_SET PROBLEM:_
Copy each line with the word "unit" in it.

** START INPUT **

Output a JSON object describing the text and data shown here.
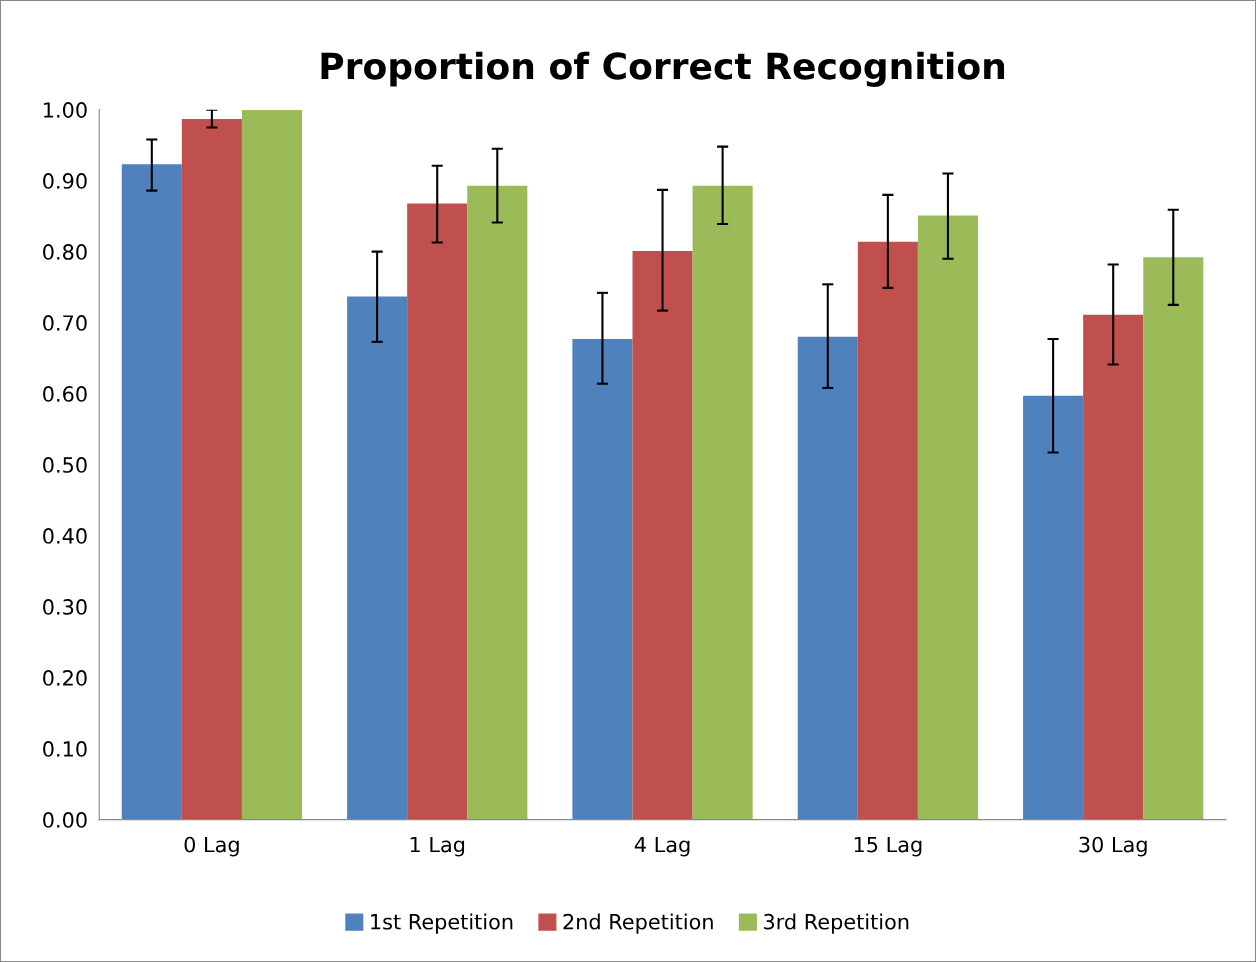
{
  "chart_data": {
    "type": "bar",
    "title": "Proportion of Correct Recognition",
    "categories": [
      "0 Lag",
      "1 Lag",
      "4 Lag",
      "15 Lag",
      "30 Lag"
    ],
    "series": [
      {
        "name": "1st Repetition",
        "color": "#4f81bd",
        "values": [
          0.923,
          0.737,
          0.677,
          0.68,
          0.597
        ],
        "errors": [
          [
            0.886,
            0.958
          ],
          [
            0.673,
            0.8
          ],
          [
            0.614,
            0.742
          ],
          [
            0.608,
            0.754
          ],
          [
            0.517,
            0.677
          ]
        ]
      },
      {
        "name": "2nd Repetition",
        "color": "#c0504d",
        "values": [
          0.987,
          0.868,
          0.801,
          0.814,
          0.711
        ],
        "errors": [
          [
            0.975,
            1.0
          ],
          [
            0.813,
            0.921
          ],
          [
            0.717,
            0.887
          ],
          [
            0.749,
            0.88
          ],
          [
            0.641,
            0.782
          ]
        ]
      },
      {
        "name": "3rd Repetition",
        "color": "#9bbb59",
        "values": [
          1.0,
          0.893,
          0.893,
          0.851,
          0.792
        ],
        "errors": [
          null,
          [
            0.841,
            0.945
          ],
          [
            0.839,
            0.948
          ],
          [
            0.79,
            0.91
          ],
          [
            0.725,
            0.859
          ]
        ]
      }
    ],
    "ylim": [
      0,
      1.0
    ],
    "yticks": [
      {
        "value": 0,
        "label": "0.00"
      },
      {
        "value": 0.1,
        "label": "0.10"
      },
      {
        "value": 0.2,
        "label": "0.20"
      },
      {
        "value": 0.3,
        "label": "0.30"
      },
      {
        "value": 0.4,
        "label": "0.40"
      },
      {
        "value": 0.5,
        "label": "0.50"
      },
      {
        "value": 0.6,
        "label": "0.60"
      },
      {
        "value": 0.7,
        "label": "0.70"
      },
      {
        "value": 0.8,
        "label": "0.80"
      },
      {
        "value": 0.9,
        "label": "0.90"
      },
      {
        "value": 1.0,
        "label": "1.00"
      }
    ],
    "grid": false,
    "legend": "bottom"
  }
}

** END INPUT **
** START INPUT **

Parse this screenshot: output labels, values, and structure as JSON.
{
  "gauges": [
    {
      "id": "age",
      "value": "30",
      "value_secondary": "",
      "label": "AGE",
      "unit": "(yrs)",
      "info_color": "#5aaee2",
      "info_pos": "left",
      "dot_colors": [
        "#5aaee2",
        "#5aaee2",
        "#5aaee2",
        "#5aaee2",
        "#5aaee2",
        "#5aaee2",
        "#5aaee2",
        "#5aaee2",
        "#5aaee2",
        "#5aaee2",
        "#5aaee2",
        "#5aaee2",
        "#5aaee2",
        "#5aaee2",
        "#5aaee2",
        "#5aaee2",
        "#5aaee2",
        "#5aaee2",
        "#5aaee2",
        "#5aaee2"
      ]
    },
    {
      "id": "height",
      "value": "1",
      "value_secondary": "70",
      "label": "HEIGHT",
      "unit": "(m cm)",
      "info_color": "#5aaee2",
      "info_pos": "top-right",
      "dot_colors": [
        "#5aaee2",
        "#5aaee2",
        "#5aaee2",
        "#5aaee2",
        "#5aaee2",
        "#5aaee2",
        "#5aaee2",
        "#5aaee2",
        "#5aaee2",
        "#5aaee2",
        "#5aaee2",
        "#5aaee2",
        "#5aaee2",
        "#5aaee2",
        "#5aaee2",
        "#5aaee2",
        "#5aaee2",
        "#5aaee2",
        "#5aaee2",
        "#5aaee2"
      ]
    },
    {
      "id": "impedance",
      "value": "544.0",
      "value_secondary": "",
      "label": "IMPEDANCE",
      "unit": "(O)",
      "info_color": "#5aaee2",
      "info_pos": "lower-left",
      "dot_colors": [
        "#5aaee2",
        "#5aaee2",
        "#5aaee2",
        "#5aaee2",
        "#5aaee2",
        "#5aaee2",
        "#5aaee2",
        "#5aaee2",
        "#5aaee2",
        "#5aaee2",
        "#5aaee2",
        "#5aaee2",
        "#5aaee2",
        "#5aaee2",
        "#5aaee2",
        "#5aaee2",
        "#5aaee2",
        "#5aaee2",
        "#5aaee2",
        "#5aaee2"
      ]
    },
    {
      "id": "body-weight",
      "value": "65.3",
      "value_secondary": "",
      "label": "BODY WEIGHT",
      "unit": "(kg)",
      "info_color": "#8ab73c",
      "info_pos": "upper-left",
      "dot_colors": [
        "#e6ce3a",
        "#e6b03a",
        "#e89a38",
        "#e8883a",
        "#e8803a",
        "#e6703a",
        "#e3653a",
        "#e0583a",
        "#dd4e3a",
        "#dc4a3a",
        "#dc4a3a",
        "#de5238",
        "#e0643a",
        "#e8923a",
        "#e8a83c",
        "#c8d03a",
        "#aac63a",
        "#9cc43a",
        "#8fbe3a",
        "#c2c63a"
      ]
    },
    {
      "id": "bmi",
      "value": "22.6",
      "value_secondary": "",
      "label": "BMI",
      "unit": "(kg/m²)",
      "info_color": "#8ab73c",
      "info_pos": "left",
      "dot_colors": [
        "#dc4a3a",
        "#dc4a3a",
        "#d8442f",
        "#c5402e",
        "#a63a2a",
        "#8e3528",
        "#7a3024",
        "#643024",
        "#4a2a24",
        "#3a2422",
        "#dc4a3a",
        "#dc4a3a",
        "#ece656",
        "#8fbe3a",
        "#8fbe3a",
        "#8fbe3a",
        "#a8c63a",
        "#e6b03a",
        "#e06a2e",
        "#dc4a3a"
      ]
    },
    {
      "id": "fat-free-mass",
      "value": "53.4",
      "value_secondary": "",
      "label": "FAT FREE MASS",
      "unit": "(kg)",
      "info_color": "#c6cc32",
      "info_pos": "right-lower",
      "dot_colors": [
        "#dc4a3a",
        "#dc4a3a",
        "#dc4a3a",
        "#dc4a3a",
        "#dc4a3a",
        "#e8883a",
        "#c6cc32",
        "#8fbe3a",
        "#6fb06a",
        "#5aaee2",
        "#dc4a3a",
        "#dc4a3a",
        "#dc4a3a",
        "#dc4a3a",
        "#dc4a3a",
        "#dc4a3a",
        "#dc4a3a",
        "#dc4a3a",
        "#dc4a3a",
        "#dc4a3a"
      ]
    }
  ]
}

** END INPUT **

_ANSWER FOR THIS EXERCISE:_
      "unit": "(yrs)",
      "unit": "(m cm)",
      "unit": "(O)",
      "unit": "(kg)",
      "unit": "(kg/m²)",
      "unit": "(kg)",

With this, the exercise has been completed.